Problem to work on: Type out the material below exactly.

+++

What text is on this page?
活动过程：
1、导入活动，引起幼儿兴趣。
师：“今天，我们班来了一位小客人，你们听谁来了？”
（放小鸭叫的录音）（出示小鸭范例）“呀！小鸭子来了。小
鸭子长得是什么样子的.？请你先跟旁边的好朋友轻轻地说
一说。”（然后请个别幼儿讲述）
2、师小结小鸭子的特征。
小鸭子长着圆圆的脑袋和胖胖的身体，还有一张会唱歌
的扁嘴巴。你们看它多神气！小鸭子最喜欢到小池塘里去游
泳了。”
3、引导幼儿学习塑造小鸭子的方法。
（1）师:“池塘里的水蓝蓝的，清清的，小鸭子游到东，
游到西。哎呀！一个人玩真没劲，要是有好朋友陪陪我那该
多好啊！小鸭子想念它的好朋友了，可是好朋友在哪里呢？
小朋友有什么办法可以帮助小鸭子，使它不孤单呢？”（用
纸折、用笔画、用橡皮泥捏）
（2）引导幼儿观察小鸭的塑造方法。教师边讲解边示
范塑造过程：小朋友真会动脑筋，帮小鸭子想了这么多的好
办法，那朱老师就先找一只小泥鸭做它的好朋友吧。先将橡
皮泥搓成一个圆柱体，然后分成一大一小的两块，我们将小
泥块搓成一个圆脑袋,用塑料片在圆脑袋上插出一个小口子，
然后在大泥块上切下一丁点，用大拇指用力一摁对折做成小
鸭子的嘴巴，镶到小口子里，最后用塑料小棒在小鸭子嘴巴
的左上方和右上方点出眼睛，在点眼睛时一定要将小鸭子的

+++

Task answer:
What text is on this page?
活动过程：
1、导入活动，引起幼儿兴趣。
师：“今天，我们班来了一位小客人，你们听谁来了？”
（放小鸭叫的录音）（出示小鸭范例）“呀！小鸭子来了。小
鸭子长得是什么样子的.？请你先跟旁边的好朋友轻轻地说
一说。”（然后请个别幼儿讲述）
2、师小结小鸭子的特征。
小鸭子长着圆圆的脑袋和胖胖的身体，还有一张会唱歌
的扁嘴巴。你们看它多神气！小鸭子最喜欢到小池塘里去游
泳了。”
3、引导幼儿学习塑造小鸭子的方法。
（1）师:“池塘里的水蓝蓝的，清清的，小鸭子游到东，
游到西。哎呀！一个人玩真没劲，要是有好朋友陪陪我那该
多好啊！小鸭子想念它的好朋友了，可是好朋友在哪里呢？
小朋友有什么办法可以帮助小鸭子，使它不孤单呢？”（用
纸折、用笔画、用橡皮泥捏）
（2）引导幼儿观察小鸭的塑造方法。教师边讲解边示
范塑造过程：小朋友真会动脑筋，帮小鸭子想了这么多的好
办法，那朱老师就先找一只小泥鸭做它的好朋友吧。先将橡
皮泥搓成一个圆柱体，然后分成一大一小的两块，我们将小
泥块搓成一个圆脑袋,用塑料片在圆脑袋上插出一个小口子，
然后在大泥块上切下一丁点，用大拇指用力一摁对折做成小
鸭子的嘴巴，镶到小口子里，最后用塑料小棒在小鸭子嘴巴
的左上方和右上方点出眼睛，在点眼睛时一定要将小鸭子的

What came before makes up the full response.